▶ **GOAL**
From the listing below, pull each line that includes "initial".

Source data
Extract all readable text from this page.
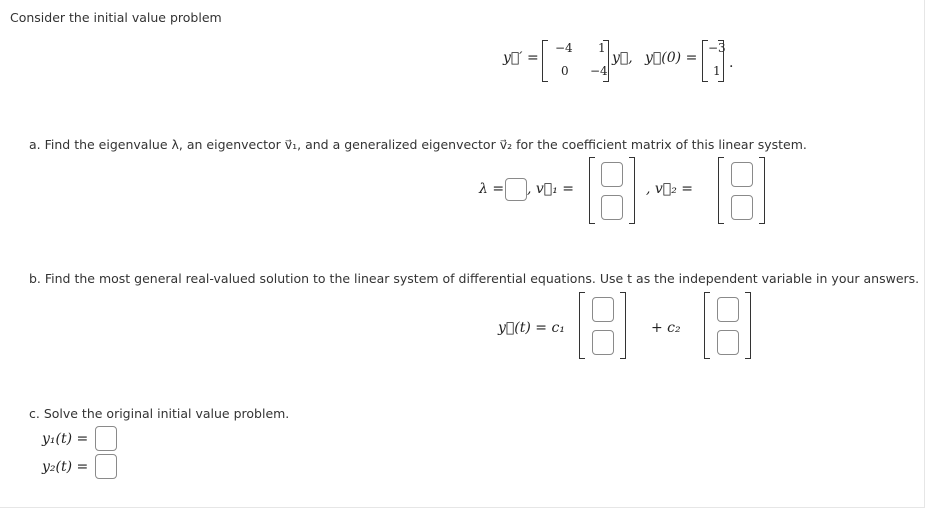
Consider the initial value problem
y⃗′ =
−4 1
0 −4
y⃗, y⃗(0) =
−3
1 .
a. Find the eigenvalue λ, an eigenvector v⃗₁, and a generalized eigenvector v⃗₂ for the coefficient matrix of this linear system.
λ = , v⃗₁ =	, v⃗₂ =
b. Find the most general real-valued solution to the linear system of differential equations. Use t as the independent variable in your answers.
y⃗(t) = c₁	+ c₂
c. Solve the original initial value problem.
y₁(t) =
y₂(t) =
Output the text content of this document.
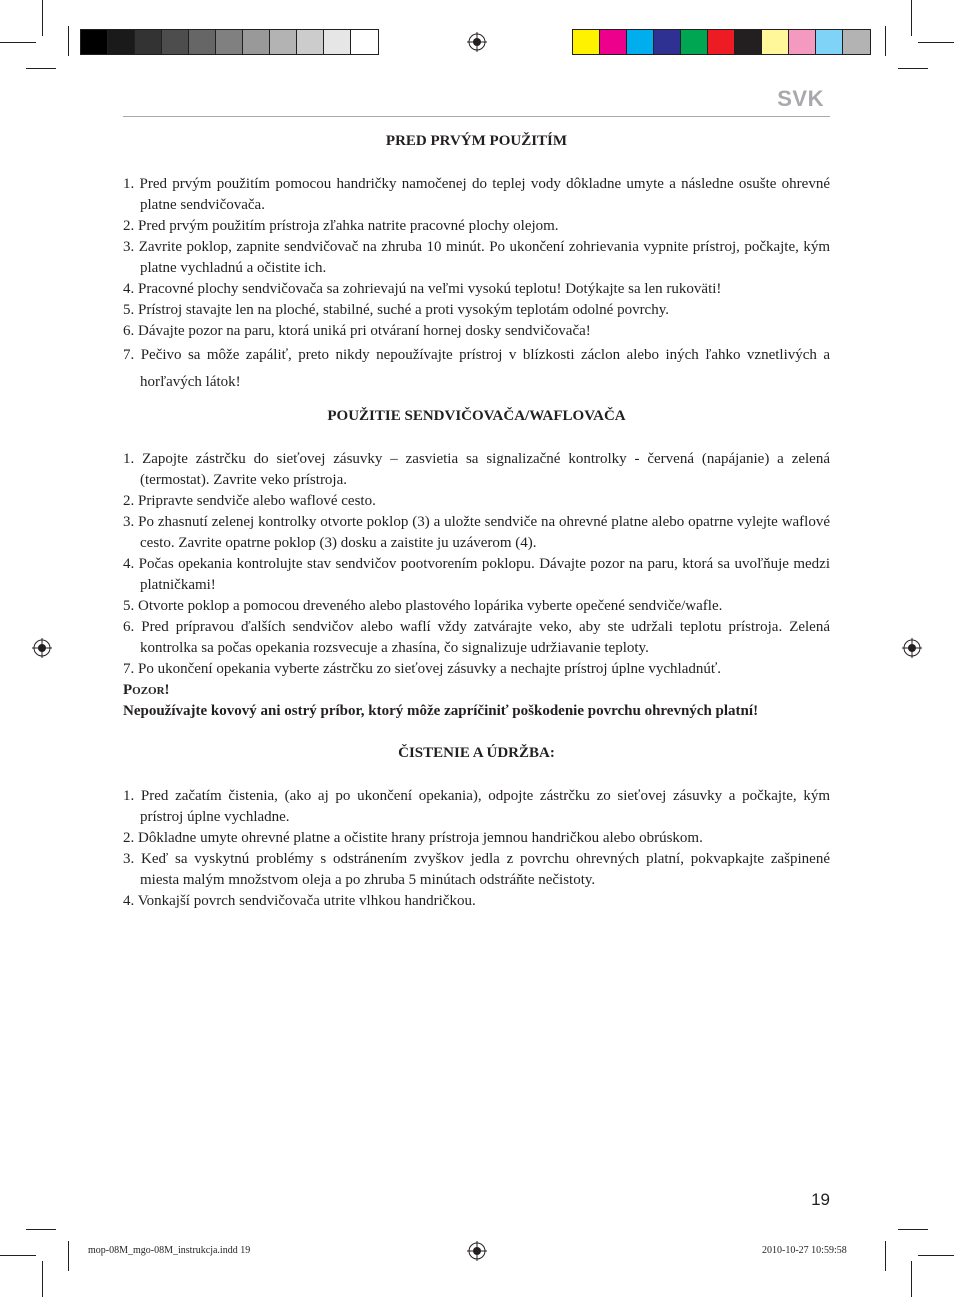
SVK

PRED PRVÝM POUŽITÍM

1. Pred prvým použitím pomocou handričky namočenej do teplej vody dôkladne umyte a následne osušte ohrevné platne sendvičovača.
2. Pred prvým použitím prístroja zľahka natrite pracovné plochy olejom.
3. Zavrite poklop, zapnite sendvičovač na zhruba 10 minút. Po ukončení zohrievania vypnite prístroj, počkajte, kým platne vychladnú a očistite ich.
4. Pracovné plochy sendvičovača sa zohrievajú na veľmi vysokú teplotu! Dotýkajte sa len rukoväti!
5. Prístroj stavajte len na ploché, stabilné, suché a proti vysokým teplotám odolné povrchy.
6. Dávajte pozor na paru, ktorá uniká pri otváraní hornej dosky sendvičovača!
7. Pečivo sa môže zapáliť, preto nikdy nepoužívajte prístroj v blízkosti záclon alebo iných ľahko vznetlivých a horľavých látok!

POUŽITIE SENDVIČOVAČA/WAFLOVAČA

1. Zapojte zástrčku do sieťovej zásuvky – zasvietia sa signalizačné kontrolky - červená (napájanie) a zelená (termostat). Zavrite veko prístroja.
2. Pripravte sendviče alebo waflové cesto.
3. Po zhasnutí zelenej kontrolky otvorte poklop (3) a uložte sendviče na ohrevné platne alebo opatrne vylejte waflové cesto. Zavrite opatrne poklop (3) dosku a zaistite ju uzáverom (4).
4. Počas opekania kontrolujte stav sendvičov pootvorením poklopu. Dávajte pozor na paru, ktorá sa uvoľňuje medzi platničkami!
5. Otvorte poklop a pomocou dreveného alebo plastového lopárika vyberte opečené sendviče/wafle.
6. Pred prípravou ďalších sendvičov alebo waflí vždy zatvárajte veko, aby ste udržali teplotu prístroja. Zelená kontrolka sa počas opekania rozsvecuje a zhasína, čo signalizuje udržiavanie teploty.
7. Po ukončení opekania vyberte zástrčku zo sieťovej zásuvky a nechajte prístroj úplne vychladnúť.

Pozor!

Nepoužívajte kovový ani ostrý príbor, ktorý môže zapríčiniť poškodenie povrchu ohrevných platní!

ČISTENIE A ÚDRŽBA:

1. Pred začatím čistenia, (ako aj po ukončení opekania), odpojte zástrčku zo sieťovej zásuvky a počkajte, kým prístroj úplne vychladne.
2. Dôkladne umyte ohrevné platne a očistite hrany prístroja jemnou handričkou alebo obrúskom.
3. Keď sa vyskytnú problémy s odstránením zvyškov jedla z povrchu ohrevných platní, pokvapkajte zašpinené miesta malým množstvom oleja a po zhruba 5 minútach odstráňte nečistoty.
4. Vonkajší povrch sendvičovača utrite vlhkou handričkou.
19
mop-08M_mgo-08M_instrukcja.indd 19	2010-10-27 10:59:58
==
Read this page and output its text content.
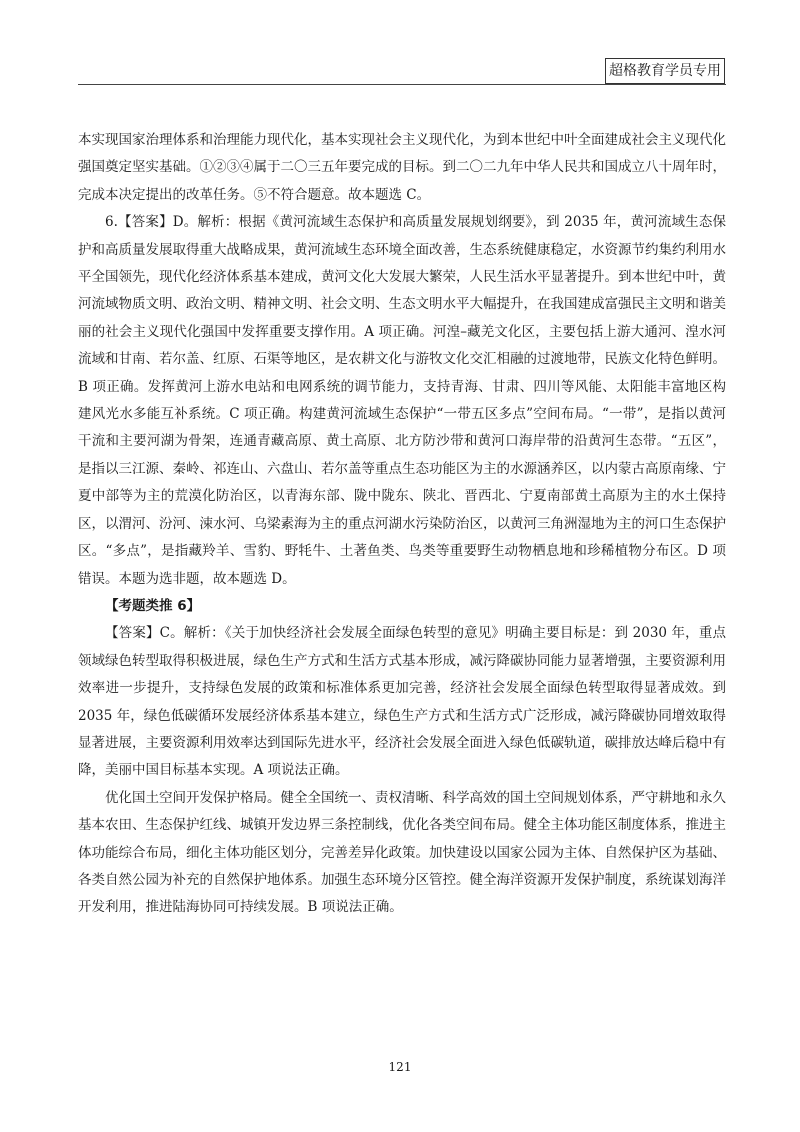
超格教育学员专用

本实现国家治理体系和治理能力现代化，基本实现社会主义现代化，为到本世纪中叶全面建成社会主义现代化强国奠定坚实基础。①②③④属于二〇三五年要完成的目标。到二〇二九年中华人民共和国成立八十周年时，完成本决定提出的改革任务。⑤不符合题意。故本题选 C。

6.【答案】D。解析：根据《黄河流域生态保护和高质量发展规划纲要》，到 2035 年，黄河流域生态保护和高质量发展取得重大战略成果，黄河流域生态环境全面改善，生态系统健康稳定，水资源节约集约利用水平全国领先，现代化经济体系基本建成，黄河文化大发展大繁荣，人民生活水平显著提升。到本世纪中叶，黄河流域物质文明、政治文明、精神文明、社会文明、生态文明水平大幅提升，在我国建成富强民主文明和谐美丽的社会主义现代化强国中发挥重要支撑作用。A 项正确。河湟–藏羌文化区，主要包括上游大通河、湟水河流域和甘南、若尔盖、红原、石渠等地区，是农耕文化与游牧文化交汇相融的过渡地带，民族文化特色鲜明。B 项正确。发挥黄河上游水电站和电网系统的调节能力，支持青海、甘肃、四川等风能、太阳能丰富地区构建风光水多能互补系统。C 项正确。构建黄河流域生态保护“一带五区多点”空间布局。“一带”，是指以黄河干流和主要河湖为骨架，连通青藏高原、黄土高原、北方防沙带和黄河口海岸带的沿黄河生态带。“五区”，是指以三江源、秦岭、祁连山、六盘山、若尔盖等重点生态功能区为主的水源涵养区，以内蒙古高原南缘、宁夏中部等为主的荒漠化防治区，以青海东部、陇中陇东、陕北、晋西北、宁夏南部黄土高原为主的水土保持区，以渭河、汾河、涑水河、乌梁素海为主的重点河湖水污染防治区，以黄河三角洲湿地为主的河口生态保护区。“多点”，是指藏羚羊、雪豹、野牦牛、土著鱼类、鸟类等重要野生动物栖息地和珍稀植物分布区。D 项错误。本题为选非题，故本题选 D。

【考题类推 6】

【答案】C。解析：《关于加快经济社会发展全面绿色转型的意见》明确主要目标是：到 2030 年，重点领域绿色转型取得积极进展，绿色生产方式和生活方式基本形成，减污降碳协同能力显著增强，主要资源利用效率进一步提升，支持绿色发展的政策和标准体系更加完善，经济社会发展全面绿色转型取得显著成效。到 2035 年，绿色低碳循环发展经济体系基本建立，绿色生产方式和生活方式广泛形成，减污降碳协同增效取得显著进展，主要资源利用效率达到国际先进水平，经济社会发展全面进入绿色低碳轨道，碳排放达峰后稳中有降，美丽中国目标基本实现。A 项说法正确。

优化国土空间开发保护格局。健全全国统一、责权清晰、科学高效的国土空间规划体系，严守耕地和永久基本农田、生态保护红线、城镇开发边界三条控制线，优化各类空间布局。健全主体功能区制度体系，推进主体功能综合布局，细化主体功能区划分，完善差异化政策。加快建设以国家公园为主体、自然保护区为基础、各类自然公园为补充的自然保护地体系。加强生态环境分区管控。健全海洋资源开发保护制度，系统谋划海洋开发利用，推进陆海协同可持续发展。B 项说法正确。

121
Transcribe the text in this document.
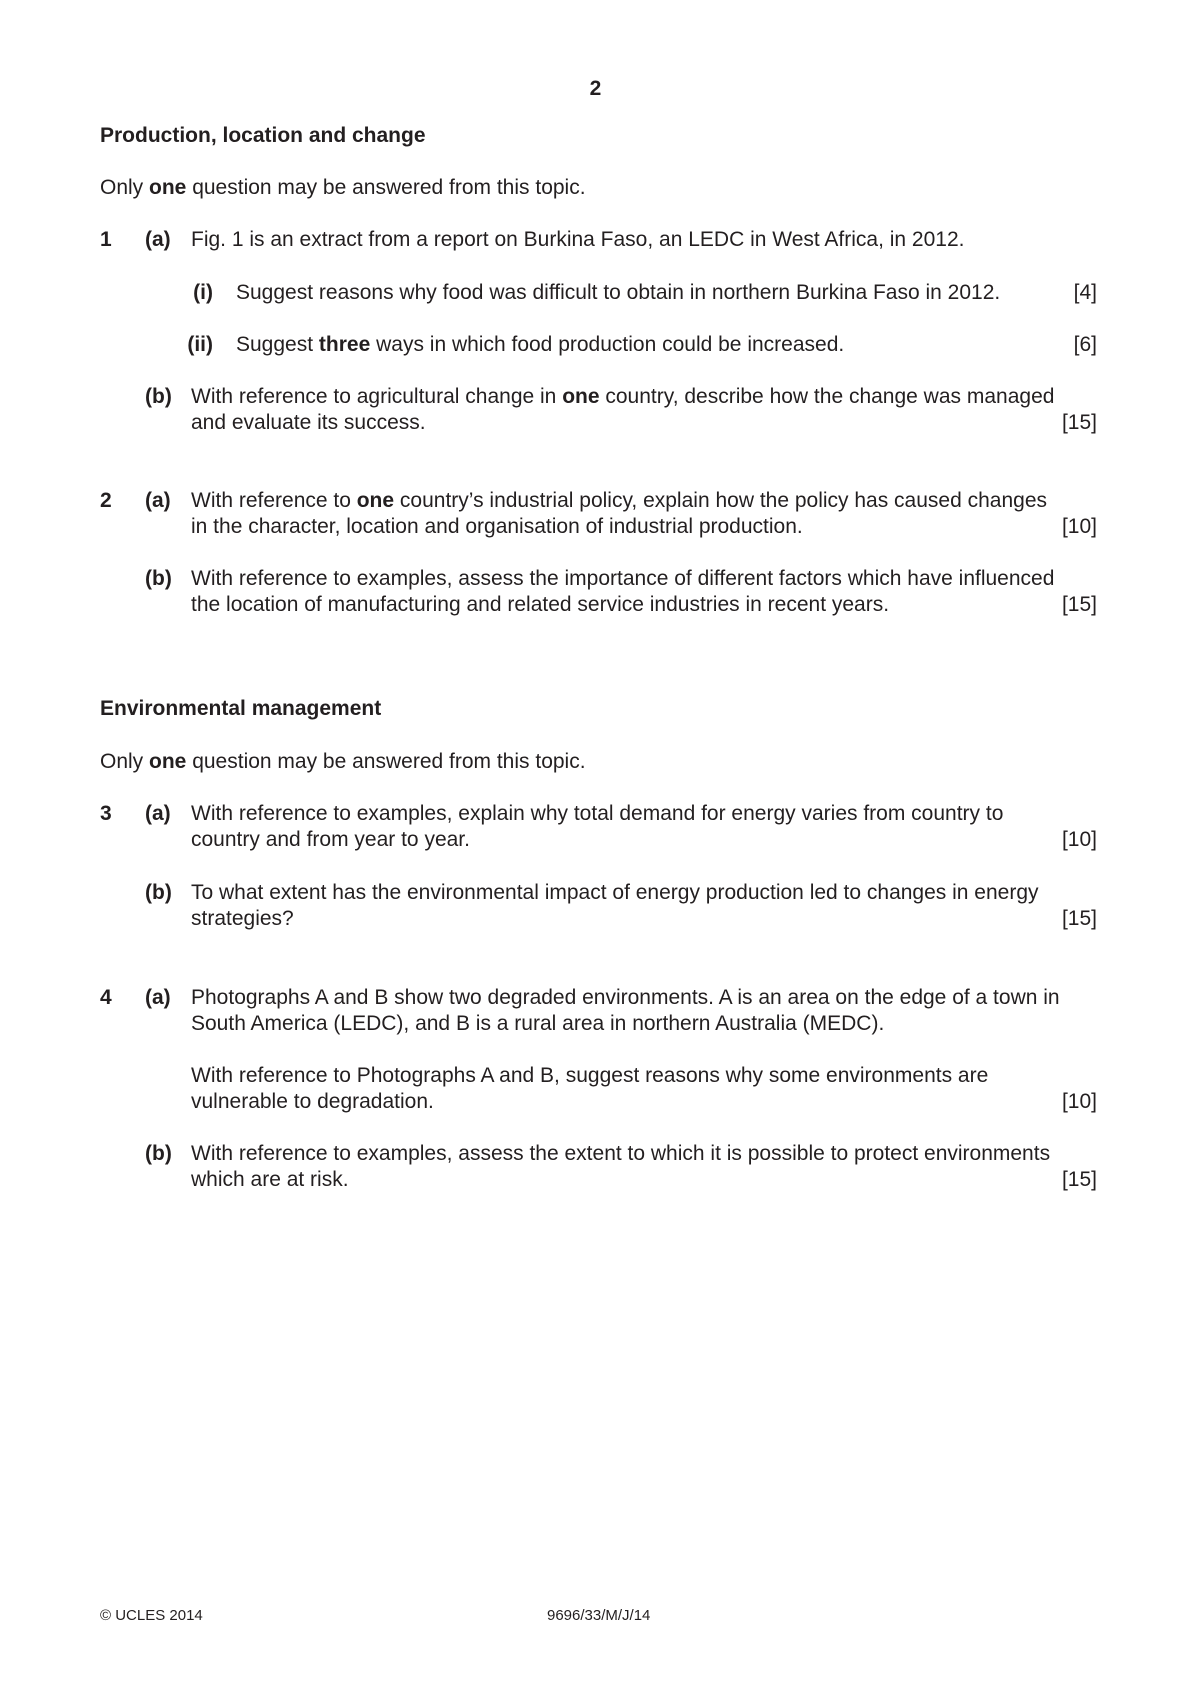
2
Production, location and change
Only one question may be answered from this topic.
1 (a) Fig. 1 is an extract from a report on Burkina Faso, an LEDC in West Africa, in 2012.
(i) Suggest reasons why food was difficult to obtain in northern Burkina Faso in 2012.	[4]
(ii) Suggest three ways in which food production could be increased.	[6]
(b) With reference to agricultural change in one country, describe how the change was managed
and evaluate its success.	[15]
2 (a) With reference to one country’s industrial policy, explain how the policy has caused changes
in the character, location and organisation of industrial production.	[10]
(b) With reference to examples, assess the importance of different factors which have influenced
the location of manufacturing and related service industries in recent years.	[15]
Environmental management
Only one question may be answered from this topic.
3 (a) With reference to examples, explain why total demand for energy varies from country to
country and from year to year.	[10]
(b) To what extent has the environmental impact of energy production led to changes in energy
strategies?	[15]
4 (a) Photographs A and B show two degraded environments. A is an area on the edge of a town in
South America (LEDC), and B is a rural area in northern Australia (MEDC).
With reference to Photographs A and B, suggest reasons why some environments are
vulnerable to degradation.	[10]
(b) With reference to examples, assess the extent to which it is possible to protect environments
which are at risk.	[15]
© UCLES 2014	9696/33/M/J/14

▶ **ANSWER BELOW**
Consider the initial value problem
c. Solve the original initial value problem.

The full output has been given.